### Records for this task:
* * * *

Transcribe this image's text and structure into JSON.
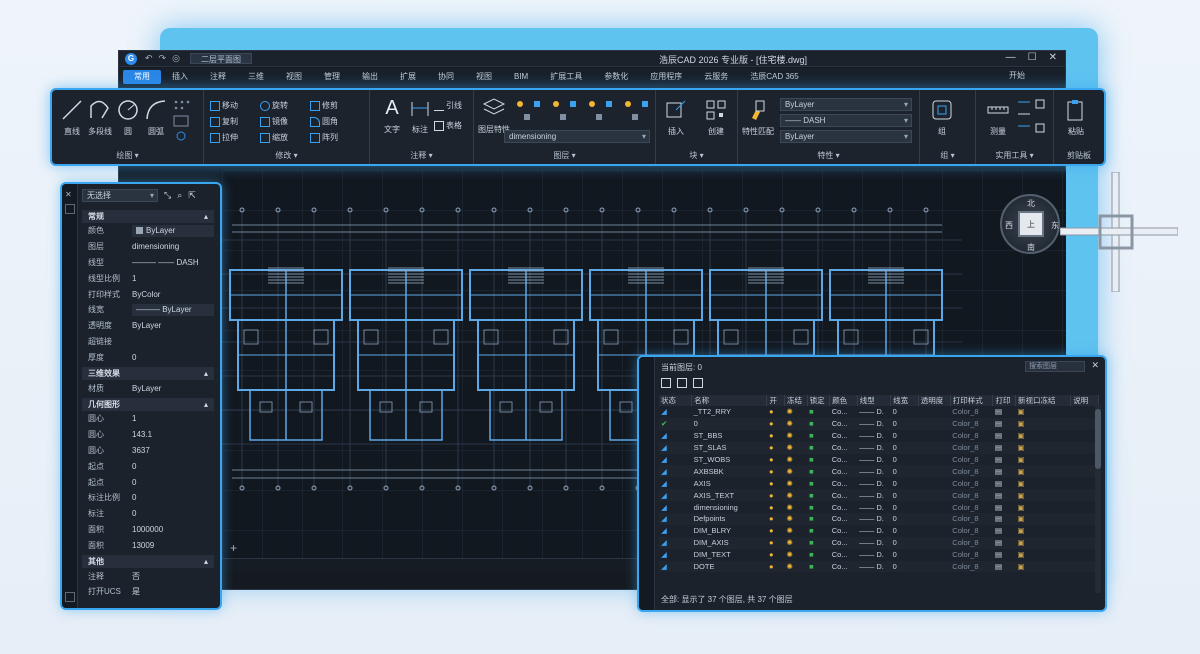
{
  "window": {
    "title": "浩辰CAD 2026 专业版 - [住宅楼.dwg]",
    "doc_tab": "二层平面图",
    "controls": [
      "—",
      "☐",
      "✕"
    ],
    "help_label": "开始",
    "help_controls": "? — ✕"
  },
  "ribbon_tabs": [
    "常用",
    "插入",
    "注释",
    "三维",
    "视图",
    "管理",
    "输出",
    "扩展",
    "协同",
    "视图",
    "BIM",
    "扩展工具",
    "参数化",
    "应用程序",
    "云服务",
    "浩辰CAD 365"
  ],
  "ribbon": {
    "draw": {
      "title": "绘图 ▾",
      "tools": [
        "直线",
        "多段线",
        "圆",
        "圆弧"
      ]
    },
    "modify": {
      "title": "修改 ▾",
      "tools": [
        "移动",
        "旋转",
        "修剪",
        "复制",
        "镜像",
        "圆角",
        "拉伸",
        "缩放",
        "阵列"
      ]
    },
    "annotate": {
      "title": "注释 ▾",
      "tools": [
        "文字",
        "标注",
        "引线",
        "表格"
      ]
    },
    "layers": {
      "title": "图层 ▾",
      "tools": [
        "图层特性"
      ],
      "current_layer": "dimensioning"
    },
    "block": {
      "title": "块 ▾",
      "tools": [
        "插入",
        "创建"
      ]
    },
    "properties": {
      "title": "特性 ▾",
      "tools": [
        "特性匹配"
      ],
      "combo1": "ByLayer",
      "combo2": "—— DASH",
      "combo3": "ByLayer"
    },
    "groups": {
      "title": "组 ▾",
      "tools": [
        "组"
      ]
    },
    "utilities": {
      "title": "实用工具 ▾",
      "tools": [
        "测量"
      ]
    },
    "clipboard": {
      "title": "剪贴板",
      "tools": [
        "粘贴"
      ]
    }
  },
  "properties_panel": {
    "selector": "无选择",
    "sections": [
      {
        "title": "常规",
        "rows": [
          {
            "k": "颜色",
            "v": "ByLayer",
            "swatch": true
          },
          {
            "k": "图层",
            "v": "dimensioning"
          },
          {
            "k": "线型",
            "v": "——— —— DASH"
          },
          {
            "k": "线型比例",
            "v": "1"
          },
          {
            "k": "打印样式",
            "v": "ByColor"
          },
          {
            "k": "线宽",
            "v": "——— ByLayer"
          },
          {
            "k": "透明度",
            "v": "ByLayer"
          },
          {
            "k": "超链接",
            "v": ""
          },
          {
            "k": "厚度",
            "v": "0"
          }
        ]
      },
      {
        "title": "三维效果",
        "rows": [
          {
            "k": "材质",
            "v": "ByLayer"
          }
        ]
      },
      {
        "title": "几何图形",
        "rows": [
          {
            "k": "圆心",
            "v": "1"
          },
          {
            "k": "圆心",
            "v": "143.1"
          },
          {
            "k": "圆心",
            "v": "3637"
          },
          {
            "k": "起点",
            "v": "0"
          },
          {
            "k": "起点",
            "v": "0"
          },
          {
            "k": "标注比例",
            "v": "0"
          },
          {
            "k": "标注",
            "v": "0"
          },
          {
            "k": "面积",
            "v": "1000000"
          },
          {
            "k": "面积",
            "v": "13009"
          }
        ]
      },
      {
        "title": "其他",
        "rows": [
          {
            "k": "注释",
            "v": "否"
          },
          {
            "k": "打开UCS",
            "v": "是"
          }
        ]
      }
    ]
  },
  "layer_manager": {
    "title": "当前图层: 0",
    "search_placeholder": "搜索图层",
    "headers": [
      "状态",
      "名称",
      "开",
      "冻结",
      "锁定",
      "颜色",
      "线型",
      "线宽",
      "透明度",
      "打印样式",
      "打印",
      "新视口冻结",
      "说明"
    ],
    "rows": [
      {
        "status": "◢",
        "name": "_TT2_RRY",
        "color": "Co...",
        "lw": "—— D.",
        "tr": "0",
        "ps": "Color_8"
      },
      {
        "status": "✔",
        "name": "0",
        "color": "Co...",
        "lw": "—— D.",
        "tr": "0",
        "ps": "Color_8"
      },
      {
        "status": "◢",
        "name": "ST_BBS",
        "color": "Co...",
        "lw": "—— D.",
        "tr": "0",
        "ps": "Color_8"
      },
      {
        "status": "◢",
        "name": "ST_SLAS",
        "color": "Co...",
        "lw": "—— D.",
        "tr": "0",
        "ps": "Color_8"
      },
      {
        "status": "◢",
        "name": "ST_WOBS",
        "color": "Co...",
        "lw": "—— D.",
        "tr": "0",
        "ps": "Color_8"
      },
      {
        "status": "◢",
        "name": "AXBSBK",
        "color": "Co...",
        "lw": "—— D.",
        "tr": "0",
        "ps": "Color_8"
      },
      {
        "status": "◢",
        "name": "AXIS",
        "color": "Co...",
        "lw": "—— D.",
        "tr": "0",
        "ps": "Color_8"
      },
      {
        "status": "◢",
        "name": "AXIS_TEXT",
        "color": "Co...",
        "lw": "—— D.",
        "tr": "0",
        "ps": "Color_8"
      },
      {
        "status": "◢",
        "name": "dimensioning",
        "color": "Co...",
        "lw": "—— D.",
        "tr": "0",
        "ps": "Color_8"
      },
      {
        "status": "◢",
        "name": "Defpoints",
        "color": "Co...",
        "lw": "—— D.",
        "tr": "0",
        "ps": "Color_8"
      },
      {
        "status": "◢",
        "name": "DIM_BLRY",
        "color": "Co...",
        "lw": "—— D.",
        "tr": "0",
        "ps": "Color_8"
      },
      {
        "status": "◢",
        "name": "DIM_AXIS",
        "color": "Co...",
        "lw": "—— D.",
        "tr": "0",
        "ps": "Color_8"
      },
      {
        "status": "◢",
        "name": "DIM_TEXT",
        "color": "Co...",
        "lw": "—— D.",
        "tr": "0",
        "ps": "Color_8"
      },
      {
        "status": "◢",
        "name": "DOTE",
        "color": "Co...",
        "lw": "—— D.",
        "tr": "0",
        "ps": "Color_8"
      }
    ],
    "footer": "全部: 显示了 37 个图层, 共 37 个图层"
  },
  "viewcube": {
    "face": "上",
    "north": "北",
    "west": "西",
    "east": "东",
    "south": "南"
  },
  "colors": {
    "accent": "#2a86e6",
    "glow": "#3aa6f0",
    "drawing_lines": "#5ea8e6",
    "canvas": "#121820"
  }
}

* * * *

### What this task involves:
Omit every picture, then reproduce the rest of the listing exactly.

### Complete response:
Transcribe this image's text and structure into JSON.
{
  "window": {
    "title": "浩辰CAD 2026 专业版 - [住宅楼.dwg]",
    "doc_tab": "二层平面图",
    "controls": [
      "—",
      "☐",
      "✕"
    ],
    "help_label": "开始",
    "help_controls": "? — ✕"
  },
  "ribbon_tabs": [
    "常用",
    "插入",
    "注释",
    "三维",
    "视图",
    "管理",
    "输出",
    "扩展",
    "协同",
    "视图",
    "BIM",
    "扩展工具",
    "参数化",
    "应用程序",
    "云服务",
    "浩辰CAD 365"
  ],
  "ribbon": {
    "draw": {
      "title": "绘图 ▾",
      "tools": [
        "直线",
        "多段线",
        "圆",
        "圆弧"
      ]
    },
    "modify": {
      "title": "修改 ▾",
      "tools": [
        "移动",
        "旋转",
        "修剪",
        "复制",
        "镜像",
        "圆角",
        "拉伸",
        "缩放",
        "阵列"
      ]
    },
    "annotate": {
      "title": "注释 ▾",
      "tools": [
        "文字",
        "标注",
        "引线",
        "表格"
      ]
    },
    "layers": {
      "title": "图层 ▾",
      "tools": [
        "图层特性"
      ],
      "current_layer": "dimensioning"
    },
    "block": {
      "title": "块 ▾",
      "tools": [
        "插入",
        "创建"
      ]
    },
    "properties": {
      "title": "特性 ▾",
      "tools": [
        "特性匹配"
      ],
      "combo1": "ByLayer",
      "combo2": "—— DASH",
      "combo3": "ByLayer"
    },
    "groups": {
      "title": "组 ▾",
      "tools": [
        "组"
      ]
    },
    "utilities": {
      "title": "实用工具 ▾",
      "tools": [
        "测量"
      ]
    },
    "clipboard": {
      "title": "剪贴板",
      "tools": [
        "粘贴"
      ]
    }
  },
  "properties_panel": {
    "selector": "无选择",
    "sections": [
      {
        "title": "常规",
        "rows": [
          {
            "k": "颜色",
            "v": "ByLayer",
            "swatch": true
          },
          {
            "k": "图层",
            "v": "dimensioning"
          },
          {
            "k": "线型",
            "v": "——— —— DASH"
          },
          {
            "k": "线型比例",
            "v": "1"
          },
          {
            "k": "打印样式",
            "v": "ByColor"
          },
          {
            "k": "线宽",
            "v": "——— ByLayer"
          },
          {
            "k": "透明度",
            "v": "ByLayer"
          },
          {
            "k": "超链接",
            "v": ""
          },
          {
            "k": "厚度",
            "v": "0"
          }
        ]
      },
      {
        "title": "三维效果",
        "rows": [
          {
            "k": "材质",
            "v": "ByLayer"
          }
        ]
      },
      {
        "title": "几何图形",
        "rows": [
          {
            "k": "圆心",
            "v": "1"
          },
          {
            "k": "圆心",
            "v": "143.1"
          },
          {
            "k": "圆心",
            "v": "3637"
          },
          {
            "k": "起点",
            "v": "0"
          },
          {
            "k": "起点",
            "v": "0"
          },
          {
            "k": "标注比例",
            "v": "0"
          },
          {
            "k": "标注",
            "v": "0"
          },
          {
            "k": "面积",
            "v": "1000000"
          },
          {
            "k": "面积",
            "v": "13009"
          }
        ]
      },
      {
        "title": "其他",
        "rows": [
          {
            "k": "注释",
            "v": "否"
          },
          {
            "k": "打开UCS",
            "v": "是"
          }
        ]
      }
    ]
  },
  "layer_manager": {
    "title": "当前图层: 0",
    "search_placeholder": "搜索图层",
    "headers": [
      "状态",
      "名称",
      "开",
      "冻结",
      "锁定",
      "颜色",
      "线型",
      "线宽",
      "透明度",
      "打印样式",
      "打印",
      "新视口冻结",
      "说明"
    ],
    "rows": [
      {
        "status": "◢",
        "name": "_TT2_RRY",
        "color": "Co...",
        "lw": "—— D.",
        "tr": "0",
        "ps": "Color_8"
      },
      {
        "status": "✔",
        "name": "0",
        "color": "Co...",
        "lw": "—— D.",
        "tr": "0",
        "ps": "Color_8"
      },
      {
        "status": "◢",
        "name": "ST_BBS",
        "color": "Co...",
        "lw": "—— D.",
        "tr": "0",
        "ps": "Color_8"
      },
      {
        "status": "◢",
        "name": "ST_SLAS",
        "color": "Co...",
        "lw": "—— D.",
        "tr": "0",
        "ps": "Color_8"
      },
      {
        "status": "◢",
        "name": "ST_WOBS",
        "color": "Co...",
        "lw": "—— D.",
        "tr": "0",
        "ps": "Color_8"
      },
      {
        "status": "◢",
        "name": "AXBSBK",
        "color": "Co...",
        "lw": "—— D.",
        "tr": "0",
        "ps": "Color_8"
      },
      {
        "status": "◢",
        "name": "AXIS",
        "color": "Co...",
        "lw": "—— D.",
        "tr": "0",
        "ps": "Color_8"
      },
      {
        "status": "◢",
        "name": "AXIS_TEXT",
        "color": "Co...",
        "lw": "—— D.",
        "tr": "0",
        "ps": "Color_8"
      },
      {
        "status": "◢",
        "name": "dimensioning",
        "color": "Co...",
        "lw": "—— D.",
        "tr": "0",
        "ps": "Color_8"
      },
      {
        "status": "◢",
        "name": "Defpoints",
        "color": "Co...",
        "lw": "—— D.",
        "tr": "0",
        "ps": "Color_8"
      },
      {
        "status": "◢",
        "name": "DIM_BLRY",
        "color": "Co...",
        "lw": "—— D.",
        "tr": "0",
        "ps": "Color_8"
      },
      {
        "status": "◢",
        "name": "DIM_AXIS",
        "color": "Co...",
        "lw": "—— D.",
        "tr": "0",
        "ps": "Color_8"
      },
      {
        "status": "◢",
        "name": "DIM_TEXT",
        "color": "Co...",
        "lw": "—— D.",
        "tr": "0",
        "ps": "Color_8"
      },
      {
        "status": "◢",
        "name": "DOTE",
        "color": "Co...",
        "lw": "—— D.",
        "tr": "0",
        "ps": "Color_8"
      }
    ],
    "footer": "全部: 显示了 37 个图层, 共 37 个图层"
  },
  "viewcube": {
    "face": "上",
    "north": "北",
    "west": "西",
    "east": "东",
    "south": "南"
  },
  "colors": {
    "accent": "#2a86e6",
    "glow": "#3aa6f0",
    "drawing_lines": "#5ea8e6",
    "canvas": "#121820"
  }
}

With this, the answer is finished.